_MATERIALS PROVIDED:_
◆ ◆ ◆ ◆

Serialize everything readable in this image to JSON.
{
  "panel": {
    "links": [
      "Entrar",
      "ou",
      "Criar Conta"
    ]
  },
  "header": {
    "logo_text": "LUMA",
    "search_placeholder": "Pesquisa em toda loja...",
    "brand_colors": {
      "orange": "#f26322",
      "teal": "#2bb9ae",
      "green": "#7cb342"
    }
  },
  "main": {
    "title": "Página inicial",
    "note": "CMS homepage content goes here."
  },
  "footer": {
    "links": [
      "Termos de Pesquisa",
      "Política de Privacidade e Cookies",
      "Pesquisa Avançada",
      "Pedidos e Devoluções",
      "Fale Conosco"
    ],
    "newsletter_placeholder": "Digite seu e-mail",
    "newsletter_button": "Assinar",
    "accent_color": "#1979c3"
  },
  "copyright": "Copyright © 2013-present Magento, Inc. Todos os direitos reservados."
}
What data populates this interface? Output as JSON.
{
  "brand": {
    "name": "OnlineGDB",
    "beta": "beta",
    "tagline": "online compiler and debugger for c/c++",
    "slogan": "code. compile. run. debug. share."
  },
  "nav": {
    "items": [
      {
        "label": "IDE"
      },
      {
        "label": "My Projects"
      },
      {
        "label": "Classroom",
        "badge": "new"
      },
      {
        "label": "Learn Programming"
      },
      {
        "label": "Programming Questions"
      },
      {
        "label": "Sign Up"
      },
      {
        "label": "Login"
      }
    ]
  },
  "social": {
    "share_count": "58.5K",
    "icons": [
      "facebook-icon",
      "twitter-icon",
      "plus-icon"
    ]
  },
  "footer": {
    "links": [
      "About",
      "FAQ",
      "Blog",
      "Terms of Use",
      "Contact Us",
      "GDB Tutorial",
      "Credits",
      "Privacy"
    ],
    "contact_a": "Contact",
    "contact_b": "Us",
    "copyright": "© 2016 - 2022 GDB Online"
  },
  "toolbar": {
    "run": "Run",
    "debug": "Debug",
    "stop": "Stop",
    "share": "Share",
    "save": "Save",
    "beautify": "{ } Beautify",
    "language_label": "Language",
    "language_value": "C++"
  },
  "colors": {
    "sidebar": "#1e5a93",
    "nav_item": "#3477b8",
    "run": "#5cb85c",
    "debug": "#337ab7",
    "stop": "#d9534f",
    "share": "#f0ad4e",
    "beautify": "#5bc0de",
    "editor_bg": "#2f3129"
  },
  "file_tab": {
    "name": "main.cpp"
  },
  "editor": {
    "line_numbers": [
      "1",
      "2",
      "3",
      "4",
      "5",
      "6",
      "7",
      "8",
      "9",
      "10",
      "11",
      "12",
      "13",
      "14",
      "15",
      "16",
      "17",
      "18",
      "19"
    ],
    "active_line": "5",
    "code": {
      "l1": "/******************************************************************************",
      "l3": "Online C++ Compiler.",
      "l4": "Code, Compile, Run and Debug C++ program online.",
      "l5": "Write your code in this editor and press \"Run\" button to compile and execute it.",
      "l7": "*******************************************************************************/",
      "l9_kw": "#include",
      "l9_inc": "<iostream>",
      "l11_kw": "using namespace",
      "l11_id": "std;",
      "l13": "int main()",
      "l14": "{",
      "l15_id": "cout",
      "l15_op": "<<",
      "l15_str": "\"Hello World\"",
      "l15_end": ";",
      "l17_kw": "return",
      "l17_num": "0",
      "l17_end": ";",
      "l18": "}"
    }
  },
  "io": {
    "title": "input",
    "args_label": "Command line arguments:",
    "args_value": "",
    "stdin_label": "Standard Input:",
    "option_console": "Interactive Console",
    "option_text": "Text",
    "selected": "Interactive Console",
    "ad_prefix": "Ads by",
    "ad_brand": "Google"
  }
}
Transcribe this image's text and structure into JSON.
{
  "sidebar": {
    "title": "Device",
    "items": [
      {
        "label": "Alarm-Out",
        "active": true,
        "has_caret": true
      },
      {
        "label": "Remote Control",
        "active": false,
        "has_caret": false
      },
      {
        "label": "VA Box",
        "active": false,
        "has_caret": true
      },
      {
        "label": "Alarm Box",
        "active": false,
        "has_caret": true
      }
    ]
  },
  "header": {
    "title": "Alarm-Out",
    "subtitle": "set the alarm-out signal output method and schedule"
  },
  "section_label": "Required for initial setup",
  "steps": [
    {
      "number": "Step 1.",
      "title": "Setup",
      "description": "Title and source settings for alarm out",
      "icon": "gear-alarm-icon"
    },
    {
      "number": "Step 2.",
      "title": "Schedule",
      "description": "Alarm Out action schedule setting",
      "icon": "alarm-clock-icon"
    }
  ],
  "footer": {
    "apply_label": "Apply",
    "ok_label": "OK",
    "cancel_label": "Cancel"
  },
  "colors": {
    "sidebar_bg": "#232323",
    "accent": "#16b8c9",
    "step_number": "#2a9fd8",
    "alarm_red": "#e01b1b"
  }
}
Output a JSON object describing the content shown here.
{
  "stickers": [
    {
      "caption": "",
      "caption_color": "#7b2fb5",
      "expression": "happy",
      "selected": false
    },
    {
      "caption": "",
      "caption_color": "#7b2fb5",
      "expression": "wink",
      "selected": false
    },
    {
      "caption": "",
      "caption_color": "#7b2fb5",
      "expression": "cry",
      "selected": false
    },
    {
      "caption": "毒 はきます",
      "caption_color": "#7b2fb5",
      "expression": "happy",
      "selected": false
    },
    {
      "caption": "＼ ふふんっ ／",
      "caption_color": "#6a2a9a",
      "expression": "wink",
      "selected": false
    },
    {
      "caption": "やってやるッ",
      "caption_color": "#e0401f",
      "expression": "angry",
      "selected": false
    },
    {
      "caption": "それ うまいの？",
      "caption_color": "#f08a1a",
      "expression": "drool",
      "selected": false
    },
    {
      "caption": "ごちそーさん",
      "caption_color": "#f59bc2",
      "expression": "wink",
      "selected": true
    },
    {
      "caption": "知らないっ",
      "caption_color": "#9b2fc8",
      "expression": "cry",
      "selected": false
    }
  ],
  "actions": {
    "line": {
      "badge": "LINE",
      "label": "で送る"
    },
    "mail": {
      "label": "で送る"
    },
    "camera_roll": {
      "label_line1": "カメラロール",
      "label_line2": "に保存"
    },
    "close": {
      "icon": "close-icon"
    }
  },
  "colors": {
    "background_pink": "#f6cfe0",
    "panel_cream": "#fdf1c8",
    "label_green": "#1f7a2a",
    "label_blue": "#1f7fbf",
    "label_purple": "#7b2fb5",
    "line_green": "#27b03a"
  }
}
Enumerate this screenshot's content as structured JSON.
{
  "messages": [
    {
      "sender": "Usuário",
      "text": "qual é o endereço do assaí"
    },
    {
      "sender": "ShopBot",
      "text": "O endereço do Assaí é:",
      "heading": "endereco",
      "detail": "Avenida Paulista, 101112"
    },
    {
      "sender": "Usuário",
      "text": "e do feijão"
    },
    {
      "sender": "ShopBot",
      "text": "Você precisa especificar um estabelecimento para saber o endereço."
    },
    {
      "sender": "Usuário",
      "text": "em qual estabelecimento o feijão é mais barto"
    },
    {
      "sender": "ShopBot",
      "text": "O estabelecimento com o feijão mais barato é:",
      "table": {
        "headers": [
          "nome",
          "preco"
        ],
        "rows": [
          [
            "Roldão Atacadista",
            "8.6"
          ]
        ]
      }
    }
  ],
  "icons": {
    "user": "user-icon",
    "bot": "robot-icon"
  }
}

◆ ◆ ◆ ◆

_PROBLEM REQUIREMENTS:_
Please output the complete data exactly.

_REPLY:_
Serialize everything readable in this image to JSON.
{
  "panel": {
    "links": [
      "Entrar",
      "ou",
      "Criar Conta"
    ]
  },
  "header": {
    "logo_text": "LUMA",
    "search_placeholder": "Pesquisa em toda loja...",
    "brand_colors": {
      "orange": "#f26322",
      "teal": "#2bb9ae",
      "green": "#7cb342"
    }
  },
  "main": {
    "title": "Página inicial",
    "note": "CMS homepage content goes here."
  },
  "footer": {
    "links": [
      "Termos de Pesquisa",
      "Política de Privacidade e Cookies",
      "Pesquisa Avançada",
      "Pedidos e Devoluções",
      "Fale Conosco"
    ],
    "newsletter_placeholder": "Digite seu e-mail",
    "newsletter_button": "Assinar",
    "accent_color": "#1979c3"
  },
  "copyright": "Copyright © 2013-present Magento, Inc. Todos os direitos reservados."
}
What data populates this interface? Output as JSON.
{
  "brand": {
    "name": "OnlineGDB",
    "beta": "beta",
    "tagline": "online compiler and debugger for c/c++",
    "slogan": "code. compile. run. debug. share."
  },
  "nav": {
    "items": [
      {
        "label": "IDE"
      },
      {
        "label": "My Projects"
      },
      {
        "label": "Classroom",
        "badge": "new"
      },
      {
        "label": "Learn Programming"
      },
      {
        "label": "Programming Questions"
      },
      {
        "label": "Sign Up"
      },
      {
        "label": "Login"
      }
    ]
  },
  "social": {
    "share_count": "58.5K",
    "icons": [
      "facebook-icon",
      "twitter-icon",
      "plus-icon"
    ]
  },
  "footer": {
    "links": [
      "About",
      "FAQ",
      "Blog",
      "Terms of Use",
      "Contact Us",
      "GDB Tutorial",
      "Credits",
      "Privacy"
    ],
    "contact_a": "Contact",
    "contact_b": "Us",
    "copyright": "© 2016 - 2022 GDB Online"
  },
  "toolbar": {
    "run": "Run",
    "debug": "Debug",
    "stop": "Stop",
    "share": "Share",
    "save": "Save",
    "beautify": "{ } Beautify",
    "language_label": "Language",
    "language_value": "C++"
  },
  "colors": {
    "sidebar": "#1e5a93",
    "nav_item": "#3477b8",
    "run": "#5cb85c",
    "debug": "#337ab7",
    "stop": "#d9534f",
    "share": "#f0ad4e",
    "beautify": "#5bc0de",
    "editor_bg": "#2f3129"
  },
  "file_tab": {
    "name": "main.cpp"
  },
  "editor": {
    "line_numbers": [
      "1",
      "2",
      "3",
      "4",
      "5",
      "6",
      "7",
      "8",
      "9",
      "10",
      "11",
      "12",
      "13",
      "14",
      "15",
      "16",
      "17",
      "18",
      "19"
    ],
    "active_line": "5",
    "code": {
      "l1": "/******************************************************************************",
      "l3": "Online C++ Compiler.",
      "l4": "Code, Compile, Run and Debug C++ program online.",
      "l5": "Write your code in this editor and press \"Run\" button to compile and execute it.",
      "l7": "*******************************************************************************/",
      "l9_kw": "#include",
      "l9_inc": "<iostream>",
      "l11_kw": "using namespace",
      "l11_id": "std;",
      "l13": "int main()",
      "l14": "{",
      "l15_id": "cout",
      "l15_op": "<<",
      "l15_str": "\"Hello World\"",
      "l15_end": ";",
      "l17_kw": "return",
      "l17_num": "0",
      "l17_end": ";",
      "l18": "}"
    }
  },
  "io": {
    "title": "input",
    "args_label": "Command line arguments:",
    "args_value": "",
    "stdin_label": "Standard Input:",
    "option_console": "Interactive Console",
    "option_text": "Text",
    "selected": "Interactive Console",
    "ad_prefix": "Ads by",
    "ad_brand": "Google"
  }
}
Transcribe this image's text and structure into JSON.
{
  "sidebar": {
    "title": "Device",
    "items": [
      {
        "label": "Alarm-Out",
        "active": true,
        "has_caret": true
      },
      {
        "label": "Remote Control",
        "active": false,
        "has_caret": false
      },
      {
        "label": "VA Box",
        "active": false,
        "has_caret": true
      },
      {
        "label": "Alarm Box",
        "active": false,
        "has_caret": true
      }
    ]
  },
  "header": {
    "title": "Alarm-Out",
    "subtitle": "set the alarm-out signal output method and schedule"
  },
  "section_label": "Required for initial setup",
  "steps": [
    {
      "number": "Step 1.",
      "title": "Setup",
      "description": "Title and source settings for alarm out",
      "icon": "gear-alarm-icon"
    },
    {
      "number": "Step 2.",
      "title": "Schedule",
      "description": "Alarm Out action schedule setting",
      "icon": "alarm-clock-icon"
    }
  ],
  "footer": {
    "apply_label": "Apply",
    "ok_label": "OK",
    "cancel_label": "Cancel"
  },
  "colors": {
    "sidebar_bg": "#232323",
    "accent": "#16b8c9",
    "step_number": "#2a9fd8",
    "alarm_red": "#e01b1b"
  }
}
Output a JSON object describing the content shown here.
{
  "stickers": [
    {
      "caption": "",
      "caption_color": "#7b2fb5",
      "expression": "happy",
      "selected": false
    },
    {
      "caption": "",
      "caption_color": "#7b2fb5",
      "expression": "wink",
      "selected": false
    },
    {
      "caption": "",
      "caption_color": "#7b2fb5",
      "expression": "cry",
      "selected": false
    },
    {
      "caption": "毒 はきます",
      "caption_color": "#7b2fb5",
      "expression": "happy",
      "selected": false
    },
    {
      "caption": "＼ ふふんっ ／",
      "caption_color": "#6a2a9a",
      "expression": "wink",
      "selected": false
    },
    {
      "caption": "やってやるッ",
      "caption_color": "#e0401f",
      "expression": "angry",
      "selected": false
    },
    {
      "caption": "それ うまいの？",
      "caption_color": "#f08a1a",
      "expression": "drool",
      "selected": false
    },
    {
      "caption": "ごちそーさん",
      "caption_color": "#f59bc2",
      "expression": "wink",
      "selected": true
    },
    {
      "caption": "知らないっ",
      "caption_color": "#9b2fc8",
      "expression": "cry",
      "selected": false
    }
  ],
  "actions": {
    "line": {
      "badge": "LINE",
      "label": "で送る"
    },
    "mail": {
      "label": "で送る"
    },
    "camera_roll": {
      "label_line1": "カメラロール",
      "label_line2": "に保存"
    },
    "close": {
      "icon": "close-icon"
    }
  },
  "colors": {
    "background_pink": "#f6cfe0",
    "panel_cream": "#fdf1c8",
    "label_green": "#1f7a2a",
    "label_blue": "#1f7fbf",
    "label_purple": "#7b2fb5",
    "line_green": "#27b03a"
  }
}
Enumerate this screenshot's content as structured JSON.
{
  "messages": [
    {
      "sender": "Usuário",
      "text": "qual é o endereço do assaí"
    },
    {
      "sender": "ShopBot",
      "text": "O endereço do Assaí é:",
      "heading": "endereco",
      "detail": "Avenida Paulista, 101112"
    },
    {
      "sender": "Usuário",
      "text": "e do feijão"
    },
    {
      "sender": "ShopBot",
      "text": "Você precisa especificar um estabelecimento para saber o endereço."
    },
    {
      "sender": "Usuário",
      "text": "em qual estabelecimento o feijão é mais barto"
    },
    {
      "sender": "ShopBot",
      "text": "O estabelecimento com o feijão mais barato é:",
      "table": {
        "headers": [
          "nome",
          "preco"
        ],
        "rows": [
          [
            "Roldão Atacadista",
            "8.6"
          ]
        ]
      }
    }
  ],
  "icons": {
    "user": "user-icon",
    "bot": "robot-icon"
  }
}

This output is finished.